_CHALLENGE:_
Some lines of these records may hold the word "motora"; state how many, using only the number.

━━ GIVEN INFORMATION ━━

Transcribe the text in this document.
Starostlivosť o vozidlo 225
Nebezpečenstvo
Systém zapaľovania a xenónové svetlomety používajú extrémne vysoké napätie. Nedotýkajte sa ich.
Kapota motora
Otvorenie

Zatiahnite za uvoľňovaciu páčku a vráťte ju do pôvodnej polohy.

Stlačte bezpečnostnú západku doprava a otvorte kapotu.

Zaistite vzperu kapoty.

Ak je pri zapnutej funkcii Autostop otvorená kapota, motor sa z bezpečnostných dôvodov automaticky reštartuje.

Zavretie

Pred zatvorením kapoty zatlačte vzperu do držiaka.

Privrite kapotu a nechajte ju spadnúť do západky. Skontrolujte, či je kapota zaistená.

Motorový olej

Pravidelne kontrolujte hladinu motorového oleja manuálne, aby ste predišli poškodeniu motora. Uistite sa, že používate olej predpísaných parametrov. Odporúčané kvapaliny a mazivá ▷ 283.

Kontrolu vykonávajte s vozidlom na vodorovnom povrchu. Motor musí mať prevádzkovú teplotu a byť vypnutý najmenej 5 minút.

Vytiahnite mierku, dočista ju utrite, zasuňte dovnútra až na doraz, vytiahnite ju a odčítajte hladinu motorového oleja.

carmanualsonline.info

━━━

_TASK RESULT:_
2